#### EXERCISE PROMPT
Please find each line in the records below that contains the word "elaniku", and copy those lines out in full.

#### EXTRACTED INFORMATION
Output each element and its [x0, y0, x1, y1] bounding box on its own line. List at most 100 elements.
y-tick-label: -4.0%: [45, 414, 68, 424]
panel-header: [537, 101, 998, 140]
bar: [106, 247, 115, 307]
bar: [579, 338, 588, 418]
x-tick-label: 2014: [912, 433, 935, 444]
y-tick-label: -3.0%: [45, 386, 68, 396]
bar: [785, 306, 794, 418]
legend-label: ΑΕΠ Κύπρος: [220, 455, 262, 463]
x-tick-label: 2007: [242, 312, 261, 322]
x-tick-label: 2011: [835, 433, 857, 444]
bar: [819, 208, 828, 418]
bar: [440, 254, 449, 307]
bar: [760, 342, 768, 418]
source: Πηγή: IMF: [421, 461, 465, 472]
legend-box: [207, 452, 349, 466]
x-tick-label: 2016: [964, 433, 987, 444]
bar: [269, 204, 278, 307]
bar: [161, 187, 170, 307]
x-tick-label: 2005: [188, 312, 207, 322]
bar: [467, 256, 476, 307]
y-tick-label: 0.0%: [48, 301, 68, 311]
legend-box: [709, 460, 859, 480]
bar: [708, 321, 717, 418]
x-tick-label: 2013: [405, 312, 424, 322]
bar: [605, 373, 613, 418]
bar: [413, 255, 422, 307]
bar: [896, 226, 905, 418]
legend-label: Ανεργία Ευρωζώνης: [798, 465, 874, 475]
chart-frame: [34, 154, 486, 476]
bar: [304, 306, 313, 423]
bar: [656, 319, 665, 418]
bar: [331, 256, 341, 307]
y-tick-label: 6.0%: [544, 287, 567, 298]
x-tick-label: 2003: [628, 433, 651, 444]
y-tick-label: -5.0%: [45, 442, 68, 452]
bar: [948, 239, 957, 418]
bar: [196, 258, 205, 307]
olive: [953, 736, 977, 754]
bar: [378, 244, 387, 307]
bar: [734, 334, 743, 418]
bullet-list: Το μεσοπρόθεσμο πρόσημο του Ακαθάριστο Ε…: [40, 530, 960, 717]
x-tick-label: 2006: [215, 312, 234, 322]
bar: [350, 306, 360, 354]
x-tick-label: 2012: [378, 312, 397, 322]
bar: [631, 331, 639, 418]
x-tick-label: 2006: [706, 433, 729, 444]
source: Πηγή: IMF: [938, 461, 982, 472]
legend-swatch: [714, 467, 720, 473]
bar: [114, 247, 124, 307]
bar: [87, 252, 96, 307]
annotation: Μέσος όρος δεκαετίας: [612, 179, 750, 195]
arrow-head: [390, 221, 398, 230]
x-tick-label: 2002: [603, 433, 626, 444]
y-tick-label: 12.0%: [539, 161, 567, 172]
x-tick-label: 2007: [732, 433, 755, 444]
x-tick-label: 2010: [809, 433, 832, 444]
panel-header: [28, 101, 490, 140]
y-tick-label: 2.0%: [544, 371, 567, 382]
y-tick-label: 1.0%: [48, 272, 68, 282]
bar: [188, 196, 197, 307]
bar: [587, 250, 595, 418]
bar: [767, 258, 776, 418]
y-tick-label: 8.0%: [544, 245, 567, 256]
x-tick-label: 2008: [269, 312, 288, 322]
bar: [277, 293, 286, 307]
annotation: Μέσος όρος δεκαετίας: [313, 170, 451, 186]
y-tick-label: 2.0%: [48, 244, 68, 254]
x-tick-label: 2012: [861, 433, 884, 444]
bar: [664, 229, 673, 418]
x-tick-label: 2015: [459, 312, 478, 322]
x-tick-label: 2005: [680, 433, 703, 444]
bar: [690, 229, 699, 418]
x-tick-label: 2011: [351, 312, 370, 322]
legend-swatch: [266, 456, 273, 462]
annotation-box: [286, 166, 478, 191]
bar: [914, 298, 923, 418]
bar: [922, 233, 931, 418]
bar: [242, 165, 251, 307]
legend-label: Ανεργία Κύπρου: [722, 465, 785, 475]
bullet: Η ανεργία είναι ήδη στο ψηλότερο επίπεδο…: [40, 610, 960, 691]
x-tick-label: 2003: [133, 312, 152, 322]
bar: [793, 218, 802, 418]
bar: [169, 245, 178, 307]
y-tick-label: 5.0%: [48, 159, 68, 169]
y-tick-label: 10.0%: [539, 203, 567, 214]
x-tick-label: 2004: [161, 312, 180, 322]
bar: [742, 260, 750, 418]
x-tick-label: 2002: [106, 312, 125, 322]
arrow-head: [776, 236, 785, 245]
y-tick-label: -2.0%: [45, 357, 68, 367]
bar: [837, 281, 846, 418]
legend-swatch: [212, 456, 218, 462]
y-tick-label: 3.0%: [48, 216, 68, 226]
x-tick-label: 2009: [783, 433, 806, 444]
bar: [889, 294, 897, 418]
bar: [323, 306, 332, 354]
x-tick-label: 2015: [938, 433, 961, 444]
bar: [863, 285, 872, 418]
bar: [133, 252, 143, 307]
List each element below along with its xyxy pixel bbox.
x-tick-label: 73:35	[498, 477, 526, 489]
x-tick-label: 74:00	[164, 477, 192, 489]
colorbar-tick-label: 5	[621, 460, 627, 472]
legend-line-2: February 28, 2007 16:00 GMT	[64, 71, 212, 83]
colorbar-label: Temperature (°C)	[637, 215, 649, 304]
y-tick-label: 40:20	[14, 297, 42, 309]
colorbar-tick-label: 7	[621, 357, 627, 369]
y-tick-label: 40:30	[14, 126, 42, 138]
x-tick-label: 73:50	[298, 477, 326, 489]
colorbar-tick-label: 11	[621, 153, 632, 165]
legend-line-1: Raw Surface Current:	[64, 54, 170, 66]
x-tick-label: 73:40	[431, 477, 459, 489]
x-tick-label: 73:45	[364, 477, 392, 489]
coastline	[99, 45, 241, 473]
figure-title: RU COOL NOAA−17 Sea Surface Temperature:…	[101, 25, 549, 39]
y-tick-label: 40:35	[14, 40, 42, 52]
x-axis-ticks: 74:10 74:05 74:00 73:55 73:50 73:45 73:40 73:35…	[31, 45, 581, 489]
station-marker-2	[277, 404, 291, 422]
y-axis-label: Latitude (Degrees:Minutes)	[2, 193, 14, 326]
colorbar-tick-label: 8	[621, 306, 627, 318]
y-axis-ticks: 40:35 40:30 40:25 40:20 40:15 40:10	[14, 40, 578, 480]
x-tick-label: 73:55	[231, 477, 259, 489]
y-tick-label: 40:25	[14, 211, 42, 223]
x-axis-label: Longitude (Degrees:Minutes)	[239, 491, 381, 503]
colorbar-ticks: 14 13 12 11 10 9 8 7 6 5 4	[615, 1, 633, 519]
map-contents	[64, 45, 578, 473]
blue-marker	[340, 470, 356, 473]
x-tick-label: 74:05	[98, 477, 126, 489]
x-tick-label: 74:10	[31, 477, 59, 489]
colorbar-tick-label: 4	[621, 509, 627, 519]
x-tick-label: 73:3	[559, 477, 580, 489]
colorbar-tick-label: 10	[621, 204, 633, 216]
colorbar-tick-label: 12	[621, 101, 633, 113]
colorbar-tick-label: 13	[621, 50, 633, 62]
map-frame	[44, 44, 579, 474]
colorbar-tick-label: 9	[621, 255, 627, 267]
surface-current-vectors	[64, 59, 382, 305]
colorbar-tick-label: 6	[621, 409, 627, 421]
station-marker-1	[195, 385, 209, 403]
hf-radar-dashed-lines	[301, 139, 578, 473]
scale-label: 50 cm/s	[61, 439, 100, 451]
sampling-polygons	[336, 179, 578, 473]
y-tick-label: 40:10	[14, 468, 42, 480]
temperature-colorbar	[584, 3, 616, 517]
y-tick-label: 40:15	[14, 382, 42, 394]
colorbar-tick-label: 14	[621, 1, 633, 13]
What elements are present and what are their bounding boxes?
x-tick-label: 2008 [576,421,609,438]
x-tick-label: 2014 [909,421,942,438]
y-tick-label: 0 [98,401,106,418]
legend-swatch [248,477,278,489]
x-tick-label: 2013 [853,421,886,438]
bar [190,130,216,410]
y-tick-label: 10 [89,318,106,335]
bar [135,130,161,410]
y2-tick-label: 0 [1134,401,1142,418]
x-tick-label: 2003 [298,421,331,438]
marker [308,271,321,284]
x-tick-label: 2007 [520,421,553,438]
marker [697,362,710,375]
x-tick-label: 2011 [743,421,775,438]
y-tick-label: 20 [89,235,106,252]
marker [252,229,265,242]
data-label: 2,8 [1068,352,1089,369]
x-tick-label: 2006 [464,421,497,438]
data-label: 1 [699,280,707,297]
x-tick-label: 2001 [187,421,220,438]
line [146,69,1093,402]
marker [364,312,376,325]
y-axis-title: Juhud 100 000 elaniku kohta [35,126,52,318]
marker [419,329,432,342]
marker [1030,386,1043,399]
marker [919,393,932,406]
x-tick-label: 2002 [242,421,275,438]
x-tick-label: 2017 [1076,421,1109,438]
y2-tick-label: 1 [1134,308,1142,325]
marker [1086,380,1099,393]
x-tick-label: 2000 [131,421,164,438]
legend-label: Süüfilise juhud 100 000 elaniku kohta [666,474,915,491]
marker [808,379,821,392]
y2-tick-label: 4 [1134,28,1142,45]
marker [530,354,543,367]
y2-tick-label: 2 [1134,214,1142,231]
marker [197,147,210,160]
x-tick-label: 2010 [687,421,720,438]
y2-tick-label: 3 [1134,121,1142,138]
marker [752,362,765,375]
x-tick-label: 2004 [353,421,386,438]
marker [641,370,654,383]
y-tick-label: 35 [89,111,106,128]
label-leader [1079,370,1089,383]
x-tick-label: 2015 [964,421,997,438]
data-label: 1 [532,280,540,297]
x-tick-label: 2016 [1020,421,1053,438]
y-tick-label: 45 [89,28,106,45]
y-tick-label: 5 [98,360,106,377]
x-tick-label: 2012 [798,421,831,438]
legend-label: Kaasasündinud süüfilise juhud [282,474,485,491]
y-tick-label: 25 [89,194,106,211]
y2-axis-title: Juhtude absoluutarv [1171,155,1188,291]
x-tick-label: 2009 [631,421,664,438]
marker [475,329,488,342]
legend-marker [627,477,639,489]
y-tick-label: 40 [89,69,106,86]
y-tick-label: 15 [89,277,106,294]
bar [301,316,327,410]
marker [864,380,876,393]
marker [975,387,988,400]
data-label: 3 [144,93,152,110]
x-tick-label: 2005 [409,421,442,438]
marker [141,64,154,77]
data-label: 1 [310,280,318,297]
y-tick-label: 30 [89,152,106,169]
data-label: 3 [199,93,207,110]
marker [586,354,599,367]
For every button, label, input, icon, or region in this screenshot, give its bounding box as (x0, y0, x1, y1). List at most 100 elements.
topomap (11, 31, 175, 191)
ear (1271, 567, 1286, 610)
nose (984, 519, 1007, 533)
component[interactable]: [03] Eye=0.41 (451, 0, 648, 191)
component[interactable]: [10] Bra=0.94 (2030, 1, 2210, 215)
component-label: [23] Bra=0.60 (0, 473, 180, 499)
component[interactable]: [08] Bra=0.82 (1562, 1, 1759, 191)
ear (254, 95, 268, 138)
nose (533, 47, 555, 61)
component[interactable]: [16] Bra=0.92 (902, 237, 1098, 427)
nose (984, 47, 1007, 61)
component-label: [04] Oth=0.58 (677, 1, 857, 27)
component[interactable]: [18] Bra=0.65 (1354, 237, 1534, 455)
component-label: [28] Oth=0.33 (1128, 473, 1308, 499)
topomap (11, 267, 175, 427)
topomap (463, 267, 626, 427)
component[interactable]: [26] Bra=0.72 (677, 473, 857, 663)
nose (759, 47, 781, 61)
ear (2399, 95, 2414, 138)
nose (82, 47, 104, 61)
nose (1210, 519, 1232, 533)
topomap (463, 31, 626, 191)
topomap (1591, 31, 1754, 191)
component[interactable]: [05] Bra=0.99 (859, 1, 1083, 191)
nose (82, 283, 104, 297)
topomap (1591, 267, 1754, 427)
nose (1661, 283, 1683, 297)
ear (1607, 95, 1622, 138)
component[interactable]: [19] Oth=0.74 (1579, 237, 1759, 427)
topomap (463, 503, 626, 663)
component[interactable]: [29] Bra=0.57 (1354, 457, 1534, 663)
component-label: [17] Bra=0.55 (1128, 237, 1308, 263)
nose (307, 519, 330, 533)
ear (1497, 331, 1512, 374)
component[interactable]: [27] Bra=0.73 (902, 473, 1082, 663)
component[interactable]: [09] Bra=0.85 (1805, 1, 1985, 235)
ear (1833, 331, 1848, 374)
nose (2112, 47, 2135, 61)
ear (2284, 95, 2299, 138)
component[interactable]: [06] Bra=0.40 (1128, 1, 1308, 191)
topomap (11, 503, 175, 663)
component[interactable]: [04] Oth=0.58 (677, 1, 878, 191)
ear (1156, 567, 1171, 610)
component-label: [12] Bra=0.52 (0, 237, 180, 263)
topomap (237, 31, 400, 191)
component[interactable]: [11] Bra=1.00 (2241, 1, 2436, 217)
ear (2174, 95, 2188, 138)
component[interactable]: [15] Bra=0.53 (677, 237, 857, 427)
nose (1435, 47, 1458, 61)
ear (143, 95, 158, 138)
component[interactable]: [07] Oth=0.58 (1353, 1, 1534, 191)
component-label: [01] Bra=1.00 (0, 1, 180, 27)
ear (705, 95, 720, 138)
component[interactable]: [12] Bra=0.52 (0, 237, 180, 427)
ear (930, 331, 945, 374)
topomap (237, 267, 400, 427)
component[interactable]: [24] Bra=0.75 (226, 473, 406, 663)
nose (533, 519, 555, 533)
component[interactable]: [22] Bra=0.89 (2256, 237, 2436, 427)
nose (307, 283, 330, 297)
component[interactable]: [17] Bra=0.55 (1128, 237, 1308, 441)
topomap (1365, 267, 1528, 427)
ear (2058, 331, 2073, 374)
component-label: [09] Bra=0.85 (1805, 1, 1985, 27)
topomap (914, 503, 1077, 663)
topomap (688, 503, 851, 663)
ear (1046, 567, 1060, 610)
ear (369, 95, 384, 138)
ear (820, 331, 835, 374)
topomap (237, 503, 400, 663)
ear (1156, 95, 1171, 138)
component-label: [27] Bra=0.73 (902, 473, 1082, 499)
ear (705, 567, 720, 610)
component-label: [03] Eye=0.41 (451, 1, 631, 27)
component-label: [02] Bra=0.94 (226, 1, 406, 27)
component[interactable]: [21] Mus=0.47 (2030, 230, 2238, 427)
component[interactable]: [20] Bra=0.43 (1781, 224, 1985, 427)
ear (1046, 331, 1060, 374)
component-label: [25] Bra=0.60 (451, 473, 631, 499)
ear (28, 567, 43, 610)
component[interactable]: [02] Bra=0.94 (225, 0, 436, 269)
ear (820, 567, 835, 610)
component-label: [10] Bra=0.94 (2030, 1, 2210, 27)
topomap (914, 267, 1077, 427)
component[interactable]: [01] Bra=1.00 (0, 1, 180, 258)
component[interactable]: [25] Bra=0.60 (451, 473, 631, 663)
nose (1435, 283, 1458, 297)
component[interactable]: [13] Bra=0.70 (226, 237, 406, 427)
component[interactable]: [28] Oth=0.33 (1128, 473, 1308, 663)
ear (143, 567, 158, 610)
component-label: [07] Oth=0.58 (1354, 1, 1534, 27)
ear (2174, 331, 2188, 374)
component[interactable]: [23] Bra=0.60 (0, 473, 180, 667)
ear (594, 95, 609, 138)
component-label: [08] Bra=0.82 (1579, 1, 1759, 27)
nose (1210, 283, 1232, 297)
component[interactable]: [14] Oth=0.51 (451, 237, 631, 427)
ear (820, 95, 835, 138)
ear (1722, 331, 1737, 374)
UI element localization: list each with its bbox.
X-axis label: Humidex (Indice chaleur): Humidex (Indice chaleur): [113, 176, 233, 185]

#### FINISHED EXERCISE
y-axis-title: Juhud 100 000 elaniku kohta [35,126,52,318]
legend-label: Süüfilise juhud 100 000 elaniku kohta [666,474,915,491]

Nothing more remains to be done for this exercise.